Task requirements:
Work out how many lines in the data hold the word "месту", and reply with that number only.

Records provided:
┏━━

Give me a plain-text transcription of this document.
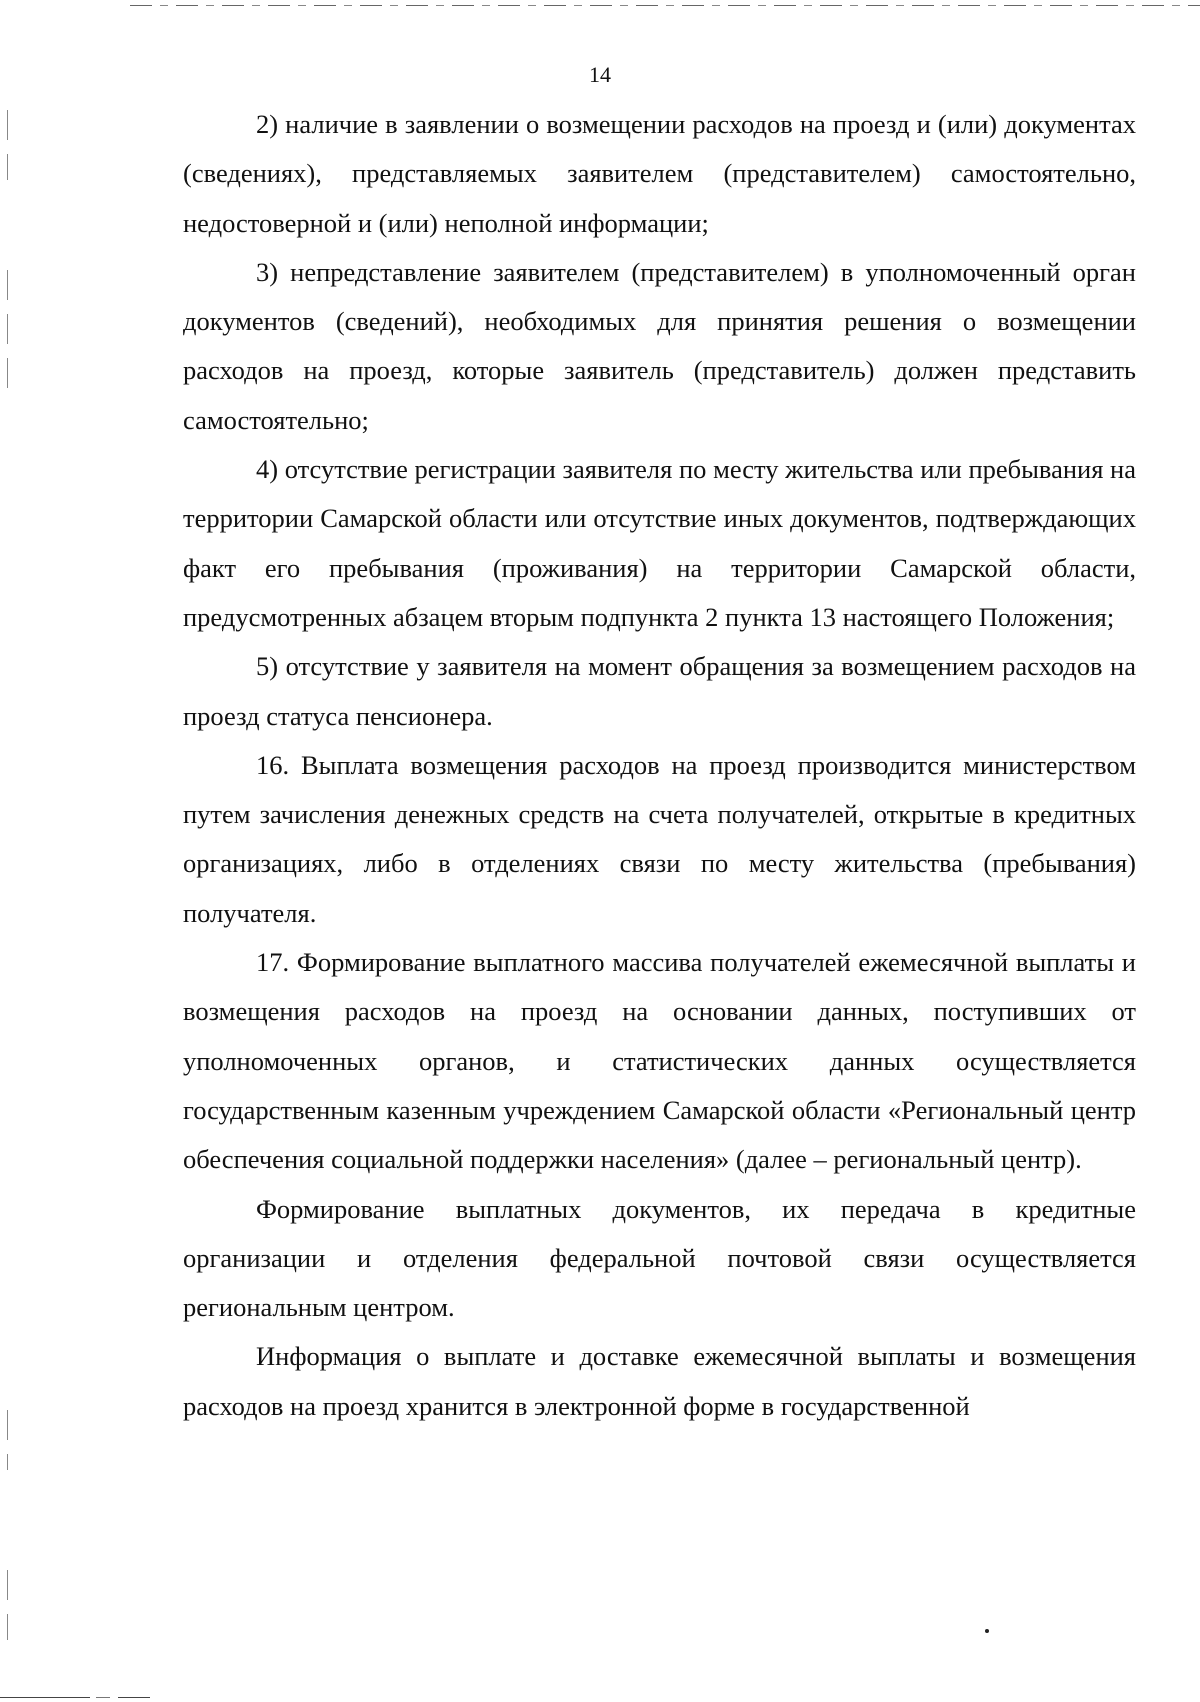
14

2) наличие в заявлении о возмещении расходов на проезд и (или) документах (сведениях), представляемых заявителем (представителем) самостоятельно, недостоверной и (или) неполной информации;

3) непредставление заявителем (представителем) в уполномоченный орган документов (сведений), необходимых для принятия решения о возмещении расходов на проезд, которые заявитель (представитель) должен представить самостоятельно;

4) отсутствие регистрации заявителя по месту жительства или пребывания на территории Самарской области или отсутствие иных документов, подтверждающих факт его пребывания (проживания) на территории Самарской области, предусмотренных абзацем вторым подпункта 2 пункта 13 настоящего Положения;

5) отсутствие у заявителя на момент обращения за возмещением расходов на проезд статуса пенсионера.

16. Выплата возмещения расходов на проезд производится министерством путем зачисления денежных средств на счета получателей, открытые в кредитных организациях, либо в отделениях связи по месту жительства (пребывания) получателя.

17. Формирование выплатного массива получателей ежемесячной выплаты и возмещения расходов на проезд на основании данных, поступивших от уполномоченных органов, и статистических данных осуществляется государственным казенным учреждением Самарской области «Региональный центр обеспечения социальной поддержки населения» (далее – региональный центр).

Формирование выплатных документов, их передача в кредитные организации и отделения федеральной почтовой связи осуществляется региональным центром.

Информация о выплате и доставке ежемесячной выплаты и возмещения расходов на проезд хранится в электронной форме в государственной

┗━━

Completed task:
2